-- Tasks for this exercise --
1. Can you copy the MyoB excerpt word for word, between "Author information" and "Physical Biochemistry, and.", inclusive?
2. According to the MyoB excerpt, what class of myosin is the Plasmodium myosin MyoB?
3. Does each statement agree with the MyoB excerpt? Answer yes or no for each, quoting the deciding words.
(a) The School of Life Sciences listed is at Queens Medical Centre, University of Nottingham.
(b) The Institute of Chemical Biology is at Imperial College London.
(c) The MRC National Institute for Medical Research is located in Bern.

-- Excerpt --
# # # #

The Plasmodium Class XIV Myosin, MyoB, Has a Distinct Subcellular Location in Invasive and Motile Stages of the Malaria Parasite and an Unusual Light Chain.

Author information

1
From the Divisions of Parasitology.
2
the School of Life Sciences, Queens Medical Centre, University of Nottingham, Nottingham NG2 7UH, United Kingdom.
3
the Institute of Cell Biology, University of Bern, CH-3012 Bern, Switzerland, and.
4
Physical Biochemistry, and.
5
Molecular Structure, MRC National Institute for Medical Research, London NW7 1AA, United Kingdom.
6
the Institute of Chemical Biology, Imperial College London, South Kensington, London SW7 2AZ, United Kingdom.
7
From the Divisions of Parasitology, aholder@nimr.mrc.ac.uk.

# # # #

-- Data records --
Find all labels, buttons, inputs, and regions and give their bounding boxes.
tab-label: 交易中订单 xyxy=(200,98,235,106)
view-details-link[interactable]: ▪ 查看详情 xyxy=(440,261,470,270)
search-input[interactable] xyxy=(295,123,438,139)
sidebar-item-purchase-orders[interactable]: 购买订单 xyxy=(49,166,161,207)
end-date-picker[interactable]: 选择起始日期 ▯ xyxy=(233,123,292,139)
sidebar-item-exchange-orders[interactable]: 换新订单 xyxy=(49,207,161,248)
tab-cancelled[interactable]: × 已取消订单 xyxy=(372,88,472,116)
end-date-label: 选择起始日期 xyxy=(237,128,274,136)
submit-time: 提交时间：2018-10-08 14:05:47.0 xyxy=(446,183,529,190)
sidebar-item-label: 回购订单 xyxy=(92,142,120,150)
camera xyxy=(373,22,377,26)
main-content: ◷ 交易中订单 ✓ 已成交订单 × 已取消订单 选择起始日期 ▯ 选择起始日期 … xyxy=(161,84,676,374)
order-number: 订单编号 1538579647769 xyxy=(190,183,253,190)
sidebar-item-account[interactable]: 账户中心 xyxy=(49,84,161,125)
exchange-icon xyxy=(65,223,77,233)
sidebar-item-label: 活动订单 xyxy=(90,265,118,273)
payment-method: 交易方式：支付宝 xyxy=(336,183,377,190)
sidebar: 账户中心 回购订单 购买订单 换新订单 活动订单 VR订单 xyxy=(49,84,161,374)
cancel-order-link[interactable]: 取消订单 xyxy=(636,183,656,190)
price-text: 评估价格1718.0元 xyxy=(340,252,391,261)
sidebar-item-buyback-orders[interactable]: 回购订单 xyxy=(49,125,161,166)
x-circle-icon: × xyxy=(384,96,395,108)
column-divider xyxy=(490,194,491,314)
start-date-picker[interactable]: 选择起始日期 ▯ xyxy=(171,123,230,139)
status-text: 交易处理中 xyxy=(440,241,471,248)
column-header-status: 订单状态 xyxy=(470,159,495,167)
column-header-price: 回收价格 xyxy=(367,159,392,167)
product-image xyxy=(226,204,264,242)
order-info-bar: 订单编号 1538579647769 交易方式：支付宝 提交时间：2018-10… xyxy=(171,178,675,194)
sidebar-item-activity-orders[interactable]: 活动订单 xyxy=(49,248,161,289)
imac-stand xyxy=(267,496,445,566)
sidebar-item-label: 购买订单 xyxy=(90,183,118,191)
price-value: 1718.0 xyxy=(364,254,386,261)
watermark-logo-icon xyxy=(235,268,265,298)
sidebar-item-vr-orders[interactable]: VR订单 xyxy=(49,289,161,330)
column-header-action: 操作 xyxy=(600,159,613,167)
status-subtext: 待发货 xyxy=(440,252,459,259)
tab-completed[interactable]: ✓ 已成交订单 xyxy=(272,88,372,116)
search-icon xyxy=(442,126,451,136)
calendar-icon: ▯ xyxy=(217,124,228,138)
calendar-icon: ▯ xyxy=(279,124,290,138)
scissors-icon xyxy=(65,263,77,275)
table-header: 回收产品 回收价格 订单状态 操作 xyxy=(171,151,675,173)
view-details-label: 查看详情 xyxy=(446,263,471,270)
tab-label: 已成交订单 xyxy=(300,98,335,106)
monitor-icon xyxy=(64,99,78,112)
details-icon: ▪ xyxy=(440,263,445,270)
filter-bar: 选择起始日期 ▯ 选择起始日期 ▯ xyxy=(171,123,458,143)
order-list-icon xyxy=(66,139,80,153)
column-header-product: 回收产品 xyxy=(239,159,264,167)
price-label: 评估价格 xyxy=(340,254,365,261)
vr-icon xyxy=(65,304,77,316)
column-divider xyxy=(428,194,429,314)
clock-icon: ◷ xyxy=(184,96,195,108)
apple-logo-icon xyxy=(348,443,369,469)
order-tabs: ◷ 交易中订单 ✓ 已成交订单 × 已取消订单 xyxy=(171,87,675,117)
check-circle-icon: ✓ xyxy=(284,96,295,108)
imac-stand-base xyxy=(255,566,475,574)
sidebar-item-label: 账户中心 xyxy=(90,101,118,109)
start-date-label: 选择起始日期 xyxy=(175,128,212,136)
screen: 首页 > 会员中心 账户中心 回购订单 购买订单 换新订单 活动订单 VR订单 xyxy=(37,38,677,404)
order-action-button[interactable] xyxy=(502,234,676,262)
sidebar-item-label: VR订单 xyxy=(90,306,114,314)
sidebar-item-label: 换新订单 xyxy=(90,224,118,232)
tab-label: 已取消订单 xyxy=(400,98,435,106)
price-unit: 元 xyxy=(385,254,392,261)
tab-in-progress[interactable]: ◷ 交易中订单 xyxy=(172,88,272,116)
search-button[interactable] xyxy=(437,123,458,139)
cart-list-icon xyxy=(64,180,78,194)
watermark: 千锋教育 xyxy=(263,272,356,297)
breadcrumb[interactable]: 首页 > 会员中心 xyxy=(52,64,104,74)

# # # #

-- Results of the exercise --
1.
Author information

1
From the Divisions of Parasitology.
2
the School of Life Sciences, Queens Medical Centre, University of Nottingham, Nottingham NG2 7UH, United Kingdom.
3
the Institute of Cell Biology, University of Bern, CH-3012 Bern, Switzerland, and.
4
Physical Biochemistry, and.

2. Class XIV.

3.
(a) Yes: "the School of Life Sciences, Queens Medical Centre, University of Nottingham"
(b) Yes: "the Institute of Chemical Biology, Imperial College London"
(c) No: "MRC National Institute for Medical Research, London NW7 1AA, United Kingdom"